- **TASK TO CARRY OUT**: Pull out every line below holding the word "text".

>>>>>

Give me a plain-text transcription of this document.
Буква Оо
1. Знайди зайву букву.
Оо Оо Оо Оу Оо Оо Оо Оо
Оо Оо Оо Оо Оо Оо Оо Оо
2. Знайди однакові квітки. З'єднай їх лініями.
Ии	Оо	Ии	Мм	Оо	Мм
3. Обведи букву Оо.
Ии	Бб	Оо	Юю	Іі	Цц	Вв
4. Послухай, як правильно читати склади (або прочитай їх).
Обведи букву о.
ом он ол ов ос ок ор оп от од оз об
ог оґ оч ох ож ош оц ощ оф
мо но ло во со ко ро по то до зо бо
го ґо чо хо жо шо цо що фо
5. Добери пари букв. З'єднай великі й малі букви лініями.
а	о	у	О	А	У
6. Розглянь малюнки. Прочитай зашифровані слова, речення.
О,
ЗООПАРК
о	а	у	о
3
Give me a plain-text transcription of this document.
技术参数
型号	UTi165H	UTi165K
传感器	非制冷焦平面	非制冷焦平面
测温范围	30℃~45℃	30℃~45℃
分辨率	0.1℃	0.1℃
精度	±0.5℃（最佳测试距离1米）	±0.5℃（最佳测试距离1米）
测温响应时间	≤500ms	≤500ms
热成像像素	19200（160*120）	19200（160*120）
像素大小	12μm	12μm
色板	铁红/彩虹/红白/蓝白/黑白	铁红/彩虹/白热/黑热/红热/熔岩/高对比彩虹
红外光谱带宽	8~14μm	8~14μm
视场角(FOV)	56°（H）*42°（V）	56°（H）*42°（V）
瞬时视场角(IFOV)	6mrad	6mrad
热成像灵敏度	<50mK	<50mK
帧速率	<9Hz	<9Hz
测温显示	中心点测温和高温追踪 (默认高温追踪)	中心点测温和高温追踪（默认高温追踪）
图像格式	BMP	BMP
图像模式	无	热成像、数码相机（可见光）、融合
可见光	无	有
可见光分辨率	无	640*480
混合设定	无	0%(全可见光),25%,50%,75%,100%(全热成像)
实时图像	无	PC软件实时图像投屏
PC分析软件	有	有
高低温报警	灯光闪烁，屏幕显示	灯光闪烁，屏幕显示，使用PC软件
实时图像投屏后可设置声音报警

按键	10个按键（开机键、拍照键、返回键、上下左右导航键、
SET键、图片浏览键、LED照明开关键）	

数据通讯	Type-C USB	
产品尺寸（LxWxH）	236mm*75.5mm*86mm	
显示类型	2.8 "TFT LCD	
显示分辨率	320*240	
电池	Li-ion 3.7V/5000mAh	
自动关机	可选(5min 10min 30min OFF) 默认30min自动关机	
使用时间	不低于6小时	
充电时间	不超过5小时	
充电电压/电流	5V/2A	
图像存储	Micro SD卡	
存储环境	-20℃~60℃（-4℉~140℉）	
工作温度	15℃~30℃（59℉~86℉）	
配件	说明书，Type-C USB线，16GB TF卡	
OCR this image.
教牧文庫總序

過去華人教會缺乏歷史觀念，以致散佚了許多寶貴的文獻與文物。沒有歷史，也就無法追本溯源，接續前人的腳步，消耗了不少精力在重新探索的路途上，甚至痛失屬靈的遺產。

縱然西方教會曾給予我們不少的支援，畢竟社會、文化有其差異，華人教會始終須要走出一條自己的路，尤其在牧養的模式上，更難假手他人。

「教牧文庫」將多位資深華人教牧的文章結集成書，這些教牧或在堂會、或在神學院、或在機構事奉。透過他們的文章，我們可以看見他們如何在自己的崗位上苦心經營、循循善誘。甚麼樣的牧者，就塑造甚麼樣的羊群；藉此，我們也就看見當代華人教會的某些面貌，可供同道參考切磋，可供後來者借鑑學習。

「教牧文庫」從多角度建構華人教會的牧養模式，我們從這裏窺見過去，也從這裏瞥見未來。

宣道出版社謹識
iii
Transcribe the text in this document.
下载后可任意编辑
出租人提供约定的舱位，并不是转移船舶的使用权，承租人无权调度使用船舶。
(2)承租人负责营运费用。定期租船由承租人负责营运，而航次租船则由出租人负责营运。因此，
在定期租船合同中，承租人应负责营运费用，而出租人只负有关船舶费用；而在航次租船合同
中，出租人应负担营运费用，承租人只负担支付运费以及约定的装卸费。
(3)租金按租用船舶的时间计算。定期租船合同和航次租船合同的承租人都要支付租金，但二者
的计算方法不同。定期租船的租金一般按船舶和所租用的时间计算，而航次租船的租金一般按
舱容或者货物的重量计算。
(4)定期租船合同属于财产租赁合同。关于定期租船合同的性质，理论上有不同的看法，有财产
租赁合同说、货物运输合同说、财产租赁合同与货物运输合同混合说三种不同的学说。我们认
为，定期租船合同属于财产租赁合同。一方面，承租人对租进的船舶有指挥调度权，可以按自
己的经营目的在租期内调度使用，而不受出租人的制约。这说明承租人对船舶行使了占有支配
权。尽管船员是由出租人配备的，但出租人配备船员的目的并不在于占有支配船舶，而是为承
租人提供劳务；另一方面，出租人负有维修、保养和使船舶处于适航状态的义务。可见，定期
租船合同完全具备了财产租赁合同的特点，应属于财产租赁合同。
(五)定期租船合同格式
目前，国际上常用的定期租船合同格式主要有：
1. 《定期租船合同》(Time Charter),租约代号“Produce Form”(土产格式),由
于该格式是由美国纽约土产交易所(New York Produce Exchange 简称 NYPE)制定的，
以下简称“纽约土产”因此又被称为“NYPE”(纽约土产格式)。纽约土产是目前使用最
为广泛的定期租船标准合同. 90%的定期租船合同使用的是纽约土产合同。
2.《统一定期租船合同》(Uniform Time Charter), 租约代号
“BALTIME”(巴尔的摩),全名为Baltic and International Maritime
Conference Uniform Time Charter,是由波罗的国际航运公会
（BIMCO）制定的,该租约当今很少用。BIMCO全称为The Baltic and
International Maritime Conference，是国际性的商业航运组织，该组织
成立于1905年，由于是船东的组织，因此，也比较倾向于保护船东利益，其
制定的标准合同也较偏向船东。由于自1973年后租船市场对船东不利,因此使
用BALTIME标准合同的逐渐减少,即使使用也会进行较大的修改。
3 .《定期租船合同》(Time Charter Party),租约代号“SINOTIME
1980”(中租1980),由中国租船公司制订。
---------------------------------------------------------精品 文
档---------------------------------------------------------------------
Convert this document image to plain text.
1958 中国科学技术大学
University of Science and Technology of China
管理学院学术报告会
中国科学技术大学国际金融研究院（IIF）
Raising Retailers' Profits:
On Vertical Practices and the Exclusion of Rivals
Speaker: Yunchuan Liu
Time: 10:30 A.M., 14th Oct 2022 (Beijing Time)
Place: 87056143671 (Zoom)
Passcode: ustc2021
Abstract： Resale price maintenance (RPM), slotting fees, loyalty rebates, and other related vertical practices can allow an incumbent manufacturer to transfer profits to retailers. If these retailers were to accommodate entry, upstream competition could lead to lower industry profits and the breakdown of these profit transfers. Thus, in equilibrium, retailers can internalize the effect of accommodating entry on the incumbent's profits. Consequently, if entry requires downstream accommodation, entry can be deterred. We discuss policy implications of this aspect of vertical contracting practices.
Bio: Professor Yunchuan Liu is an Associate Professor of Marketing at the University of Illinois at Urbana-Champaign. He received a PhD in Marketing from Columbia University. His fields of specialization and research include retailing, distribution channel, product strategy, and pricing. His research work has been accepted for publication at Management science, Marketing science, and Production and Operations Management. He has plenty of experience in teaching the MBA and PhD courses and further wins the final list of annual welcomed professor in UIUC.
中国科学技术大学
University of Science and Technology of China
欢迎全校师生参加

<<<<<

- **EXERCISE ANSWER**:
Give me a plain-text transcription of this document.
Give me a plain-text transcription of this document.
Transcribe the text in this document.
Convert this document image to plain text.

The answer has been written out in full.